→ **Records provided**
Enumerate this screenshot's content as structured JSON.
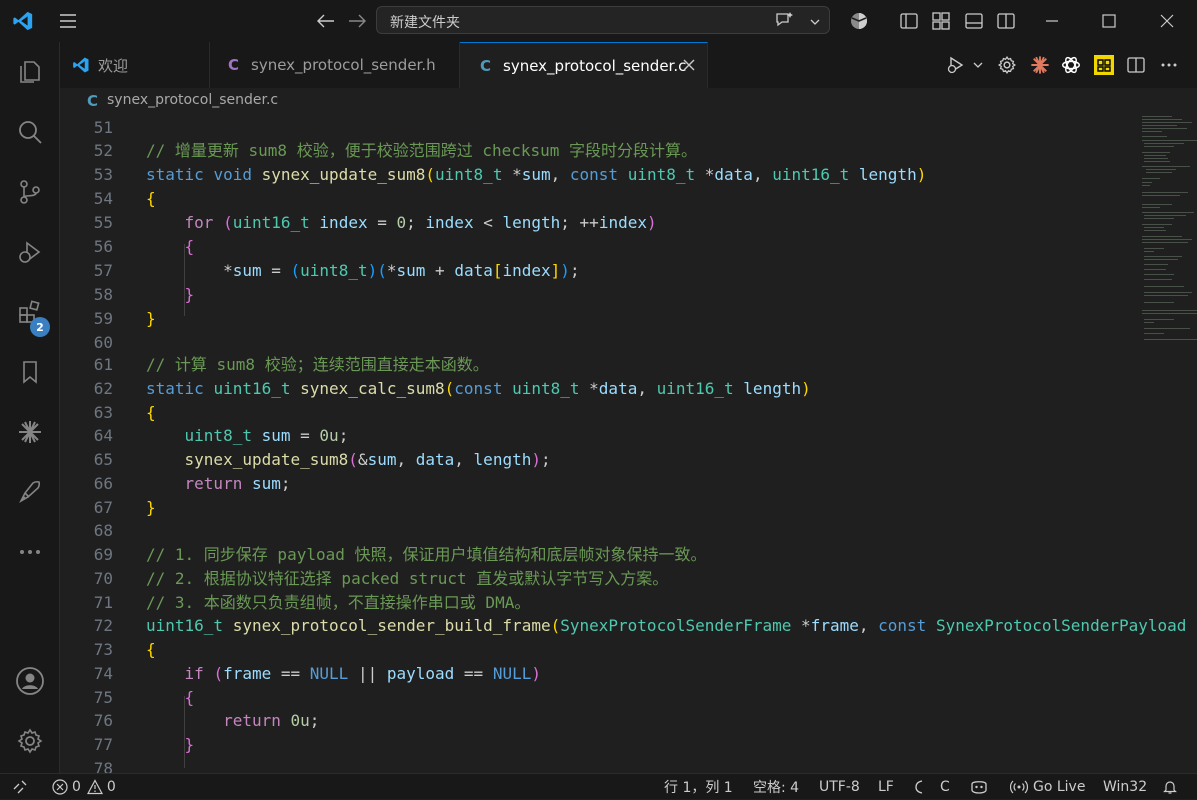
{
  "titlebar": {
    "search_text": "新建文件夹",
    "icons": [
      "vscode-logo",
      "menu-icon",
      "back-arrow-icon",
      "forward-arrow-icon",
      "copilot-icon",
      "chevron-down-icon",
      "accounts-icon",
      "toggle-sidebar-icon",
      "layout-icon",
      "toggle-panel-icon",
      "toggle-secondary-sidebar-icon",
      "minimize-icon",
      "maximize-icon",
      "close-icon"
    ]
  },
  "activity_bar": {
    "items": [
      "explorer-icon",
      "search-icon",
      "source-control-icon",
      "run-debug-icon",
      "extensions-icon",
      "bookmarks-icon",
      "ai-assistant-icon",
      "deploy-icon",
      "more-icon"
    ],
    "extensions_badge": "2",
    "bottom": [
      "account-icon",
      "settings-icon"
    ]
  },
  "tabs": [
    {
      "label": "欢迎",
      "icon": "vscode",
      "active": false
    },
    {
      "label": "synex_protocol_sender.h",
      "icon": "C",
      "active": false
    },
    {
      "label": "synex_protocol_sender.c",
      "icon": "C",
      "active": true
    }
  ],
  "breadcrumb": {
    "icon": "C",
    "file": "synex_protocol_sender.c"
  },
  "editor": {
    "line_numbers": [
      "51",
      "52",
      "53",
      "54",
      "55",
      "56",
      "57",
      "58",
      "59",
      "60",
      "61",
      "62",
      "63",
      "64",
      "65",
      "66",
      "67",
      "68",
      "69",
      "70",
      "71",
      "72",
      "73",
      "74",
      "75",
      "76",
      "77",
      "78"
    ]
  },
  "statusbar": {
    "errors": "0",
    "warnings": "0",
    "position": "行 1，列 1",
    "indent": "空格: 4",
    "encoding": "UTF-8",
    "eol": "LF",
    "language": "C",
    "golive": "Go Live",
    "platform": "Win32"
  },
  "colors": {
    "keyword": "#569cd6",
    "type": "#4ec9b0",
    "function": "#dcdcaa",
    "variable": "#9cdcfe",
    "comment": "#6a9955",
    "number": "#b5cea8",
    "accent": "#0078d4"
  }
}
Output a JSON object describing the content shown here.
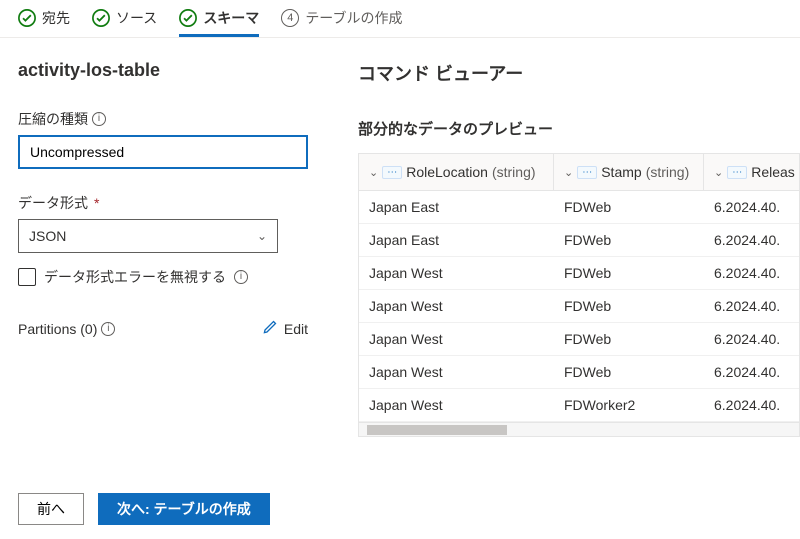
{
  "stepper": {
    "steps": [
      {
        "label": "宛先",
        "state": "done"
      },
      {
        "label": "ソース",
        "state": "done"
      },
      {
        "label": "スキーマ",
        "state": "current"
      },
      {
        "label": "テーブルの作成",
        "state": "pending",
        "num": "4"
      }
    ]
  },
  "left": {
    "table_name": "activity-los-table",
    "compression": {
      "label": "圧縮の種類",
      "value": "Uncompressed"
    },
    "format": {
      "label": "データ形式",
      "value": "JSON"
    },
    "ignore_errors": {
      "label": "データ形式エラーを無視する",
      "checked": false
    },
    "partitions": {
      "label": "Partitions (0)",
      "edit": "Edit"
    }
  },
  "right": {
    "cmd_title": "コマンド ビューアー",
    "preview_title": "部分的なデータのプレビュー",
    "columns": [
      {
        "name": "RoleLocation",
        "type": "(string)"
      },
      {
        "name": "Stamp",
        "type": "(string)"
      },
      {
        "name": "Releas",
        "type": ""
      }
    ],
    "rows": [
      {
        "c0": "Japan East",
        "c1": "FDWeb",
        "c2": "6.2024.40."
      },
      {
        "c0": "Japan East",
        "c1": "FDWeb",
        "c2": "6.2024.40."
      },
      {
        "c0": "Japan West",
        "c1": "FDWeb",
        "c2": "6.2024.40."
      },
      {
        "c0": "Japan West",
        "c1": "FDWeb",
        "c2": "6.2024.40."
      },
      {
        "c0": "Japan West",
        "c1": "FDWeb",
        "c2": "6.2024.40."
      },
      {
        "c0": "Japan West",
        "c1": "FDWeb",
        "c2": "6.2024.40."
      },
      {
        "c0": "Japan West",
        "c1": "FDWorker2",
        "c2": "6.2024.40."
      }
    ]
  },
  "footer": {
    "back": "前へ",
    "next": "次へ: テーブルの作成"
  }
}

→ **Description of the task**
Copy each line of the listing that includes "content".

→ **Task result**
Enumerate this screenshot's content as structured JSON.
Output a JSON object describing the content shown here.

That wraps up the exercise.